>> Begin
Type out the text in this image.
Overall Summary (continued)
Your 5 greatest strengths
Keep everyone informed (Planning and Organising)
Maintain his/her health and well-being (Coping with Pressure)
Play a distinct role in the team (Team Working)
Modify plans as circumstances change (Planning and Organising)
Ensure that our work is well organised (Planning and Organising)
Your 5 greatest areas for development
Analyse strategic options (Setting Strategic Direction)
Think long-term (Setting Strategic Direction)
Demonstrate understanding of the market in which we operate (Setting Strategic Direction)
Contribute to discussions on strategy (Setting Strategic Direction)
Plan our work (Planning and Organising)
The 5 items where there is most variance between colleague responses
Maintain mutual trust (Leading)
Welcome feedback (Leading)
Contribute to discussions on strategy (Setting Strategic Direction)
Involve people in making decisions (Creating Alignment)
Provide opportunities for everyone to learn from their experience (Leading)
>> End
>> Begin
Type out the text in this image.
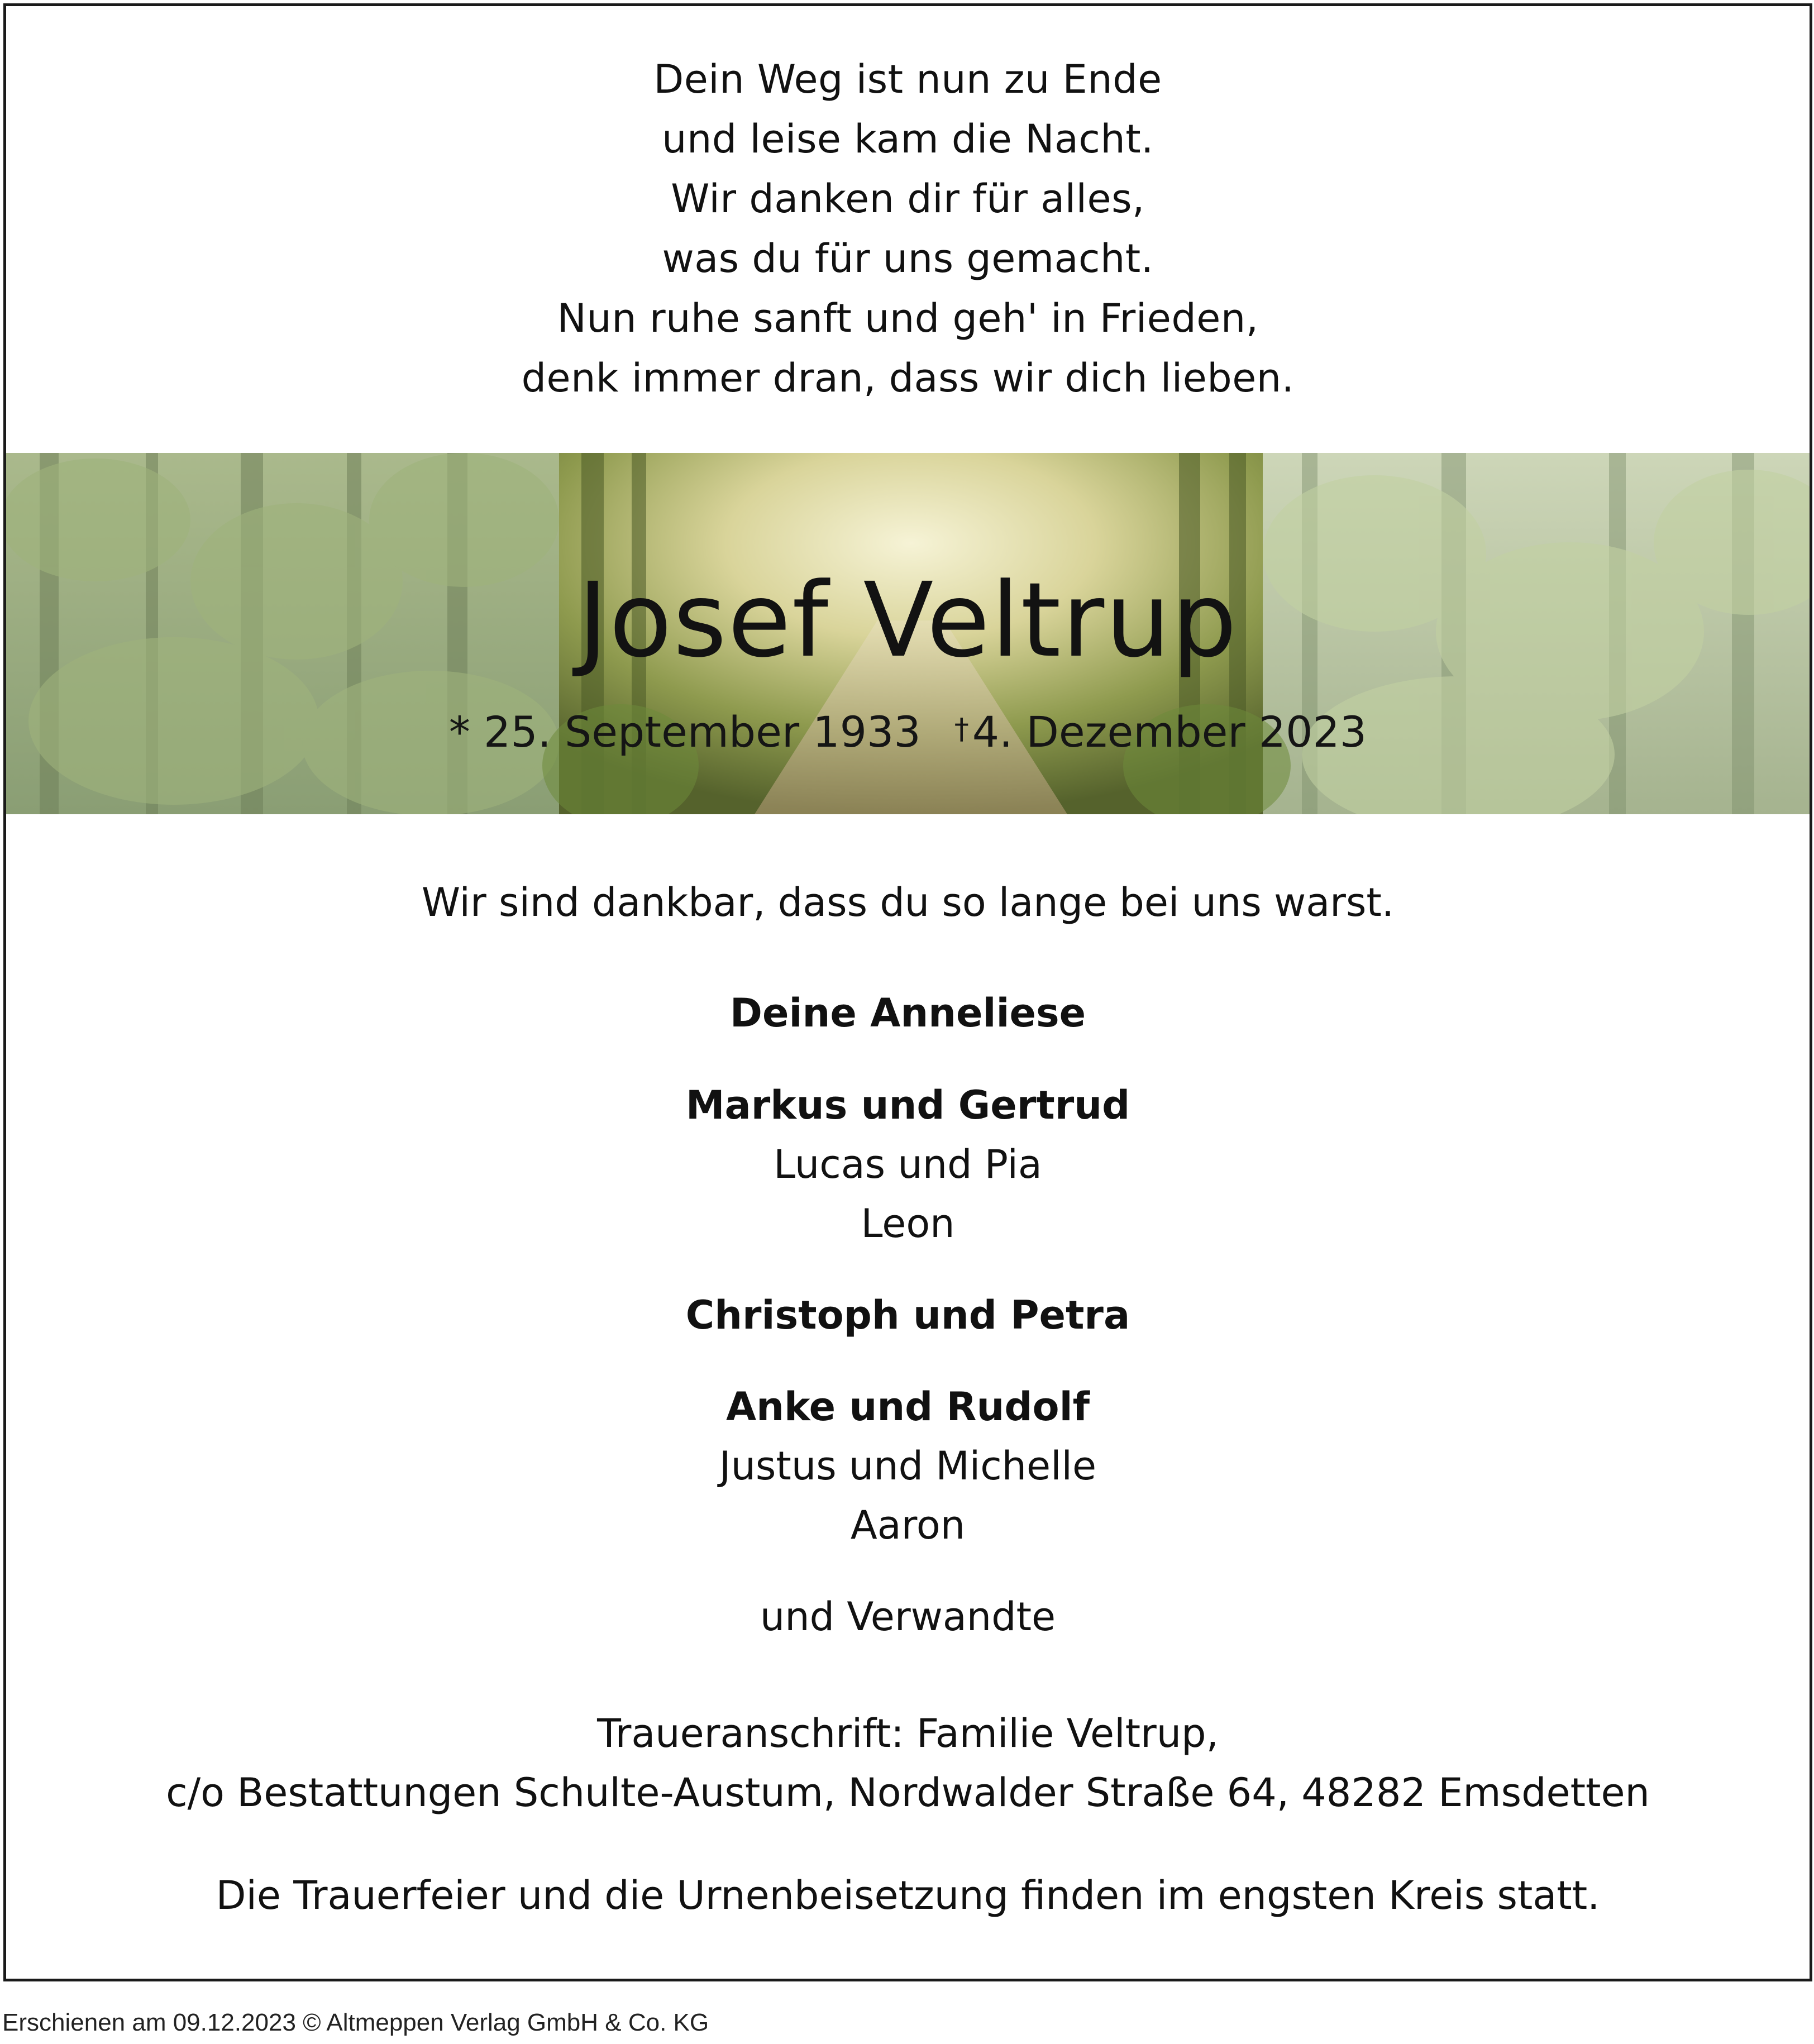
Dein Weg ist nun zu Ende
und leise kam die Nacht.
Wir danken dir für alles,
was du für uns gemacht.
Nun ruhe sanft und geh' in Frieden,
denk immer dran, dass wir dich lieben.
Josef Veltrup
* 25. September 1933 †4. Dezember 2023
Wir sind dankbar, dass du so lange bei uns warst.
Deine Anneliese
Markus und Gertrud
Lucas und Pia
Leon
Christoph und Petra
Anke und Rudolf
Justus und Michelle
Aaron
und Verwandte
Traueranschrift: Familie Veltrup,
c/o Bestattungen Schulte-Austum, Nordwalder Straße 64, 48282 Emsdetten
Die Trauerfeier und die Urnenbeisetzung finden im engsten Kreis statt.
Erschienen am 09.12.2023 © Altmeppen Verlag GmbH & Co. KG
>> End
>> Begin
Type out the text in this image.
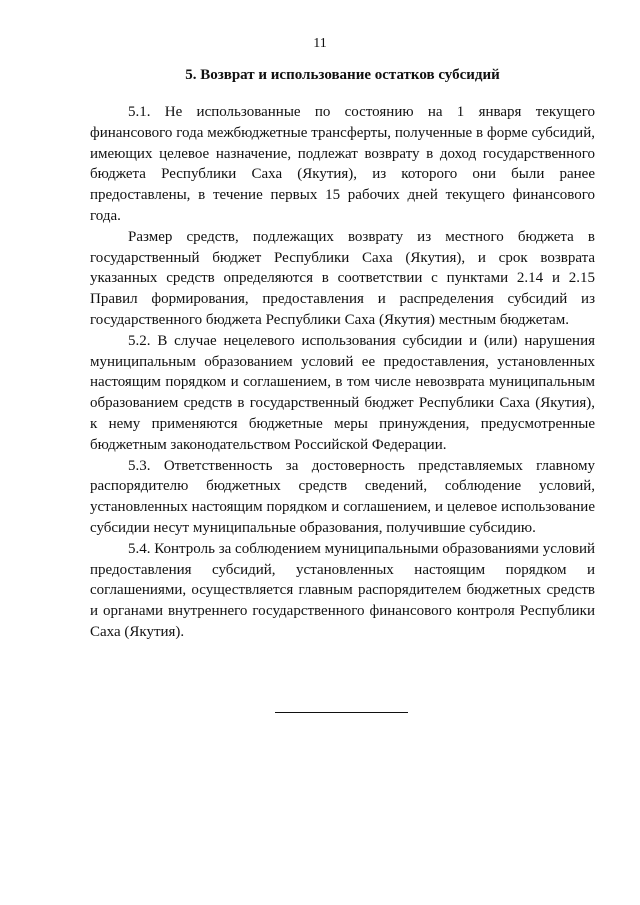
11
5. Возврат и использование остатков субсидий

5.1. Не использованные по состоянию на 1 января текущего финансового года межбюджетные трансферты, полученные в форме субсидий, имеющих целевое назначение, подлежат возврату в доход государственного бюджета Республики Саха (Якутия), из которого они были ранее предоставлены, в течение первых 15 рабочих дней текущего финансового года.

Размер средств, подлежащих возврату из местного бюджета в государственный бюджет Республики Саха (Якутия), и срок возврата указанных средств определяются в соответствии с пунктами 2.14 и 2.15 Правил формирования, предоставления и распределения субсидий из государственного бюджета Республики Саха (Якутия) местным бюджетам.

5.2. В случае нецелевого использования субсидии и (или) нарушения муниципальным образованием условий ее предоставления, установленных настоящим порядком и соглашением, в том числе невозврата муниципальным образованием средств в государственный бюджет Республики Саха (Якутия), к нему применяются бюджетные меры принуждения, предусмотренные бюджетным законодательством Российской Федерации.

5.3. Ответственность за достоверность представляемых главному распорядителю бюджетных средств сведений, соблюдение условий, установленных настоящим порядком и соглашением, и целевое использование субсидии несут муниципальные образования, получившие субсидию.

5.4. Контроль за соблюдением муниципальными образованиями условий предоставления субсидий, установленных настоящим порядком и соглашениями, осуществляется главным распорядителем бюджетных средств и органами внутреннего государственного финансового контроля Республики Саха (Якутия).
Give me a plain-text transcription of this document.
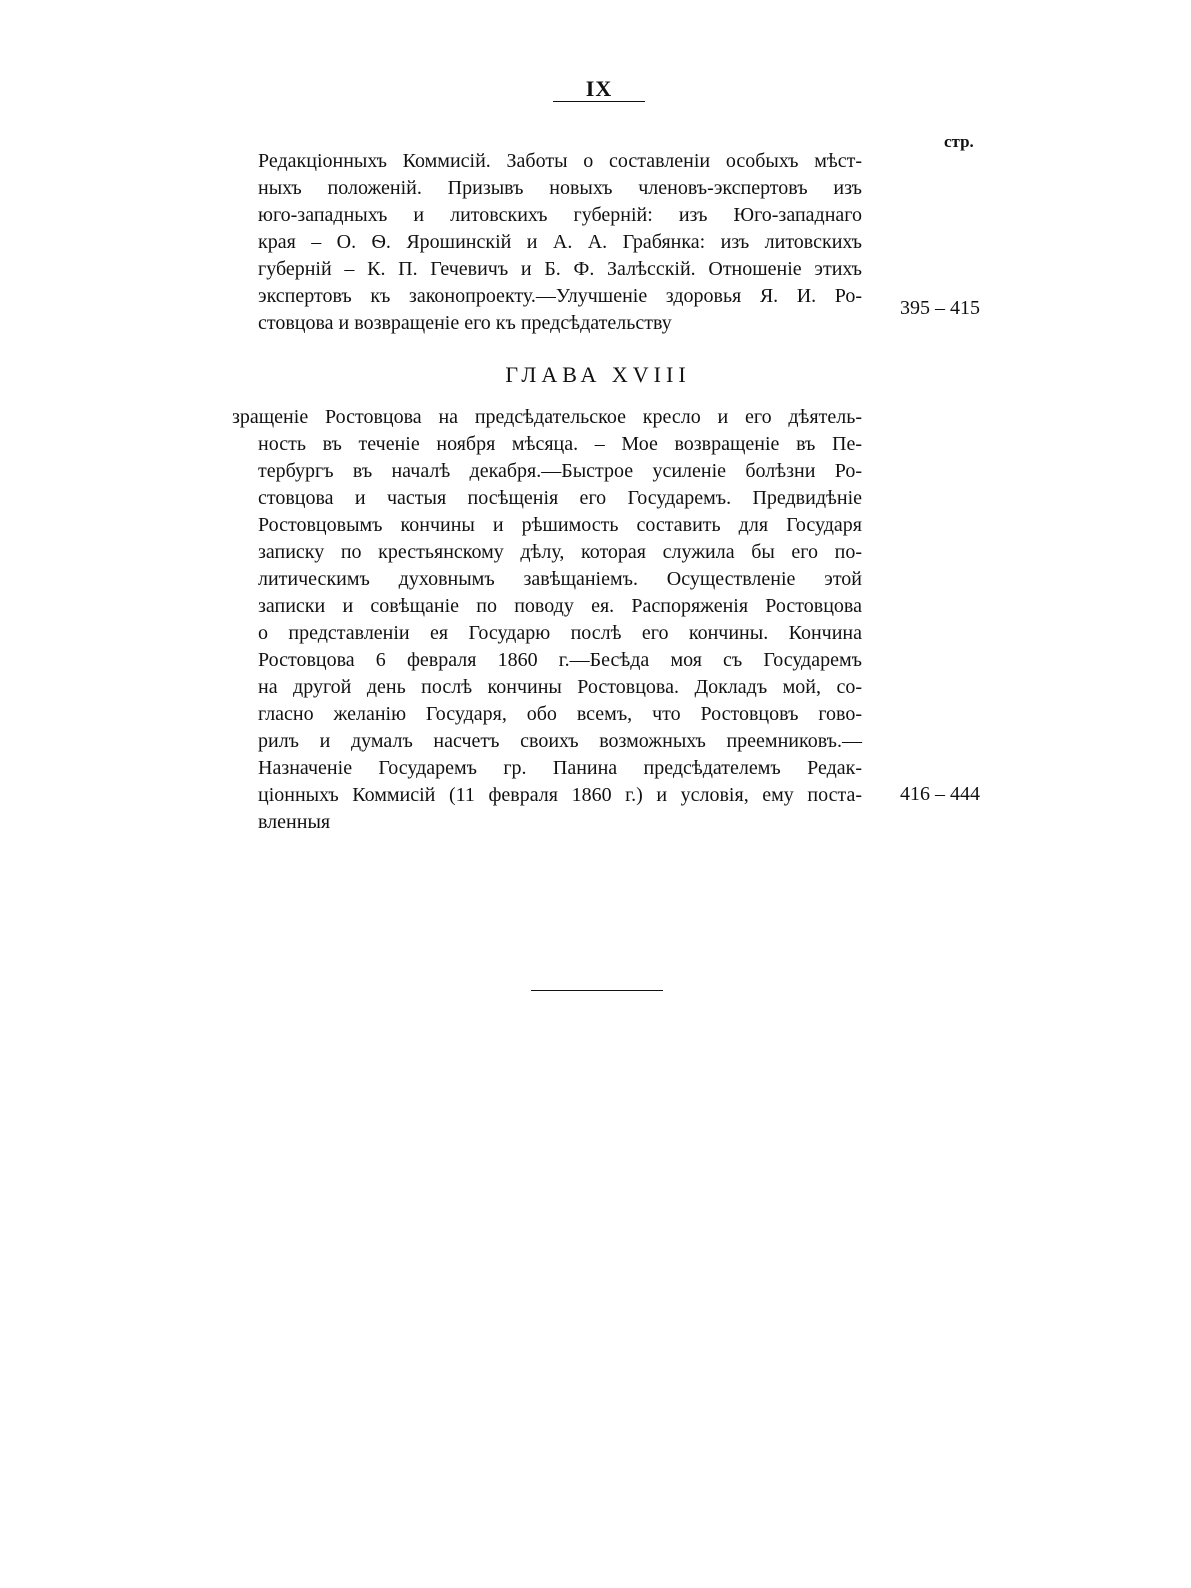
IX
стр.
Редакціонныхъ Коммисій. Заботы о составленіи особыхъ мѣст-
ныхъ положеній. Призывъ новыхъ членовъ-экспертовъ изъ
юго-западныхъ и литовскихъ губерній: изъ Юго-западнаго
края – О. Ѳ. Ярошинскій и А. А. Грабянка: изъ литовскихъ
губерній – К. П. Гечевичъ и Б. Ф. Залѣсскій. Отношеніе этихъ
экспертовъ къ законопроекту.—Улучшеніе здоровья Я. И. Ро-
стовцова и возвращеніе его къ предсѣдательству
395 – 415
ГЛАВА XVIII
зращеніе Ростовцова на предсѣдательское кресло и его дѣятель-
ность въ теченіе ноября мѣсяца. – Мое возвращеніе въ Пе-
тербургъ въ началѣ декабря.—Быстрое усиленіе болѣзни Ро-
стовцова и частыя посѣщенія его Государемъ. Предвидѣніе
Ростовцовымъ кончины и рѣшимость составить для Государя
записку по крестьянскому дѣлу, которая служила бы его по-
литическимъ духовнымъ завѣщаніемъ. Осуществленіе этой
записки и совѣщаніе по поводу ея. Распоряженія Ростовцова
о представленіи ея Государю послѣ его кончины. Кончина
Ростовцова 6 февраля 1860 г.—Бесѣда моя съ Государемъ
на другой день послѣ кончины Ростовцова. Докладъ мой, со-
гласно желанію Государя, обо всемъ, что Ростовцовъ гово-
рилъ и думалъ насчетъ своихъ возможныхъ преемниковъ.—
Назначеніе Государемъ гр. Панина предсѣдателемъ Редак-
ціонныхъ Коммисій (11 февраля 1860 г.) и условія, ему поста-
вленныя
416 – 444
>> End
■ What to produce
In the entries above, find each line with the word "Veltrup" and show it.

■ Exercise output
Josef Veltrup
Traueranschrift: Familie Veltrup,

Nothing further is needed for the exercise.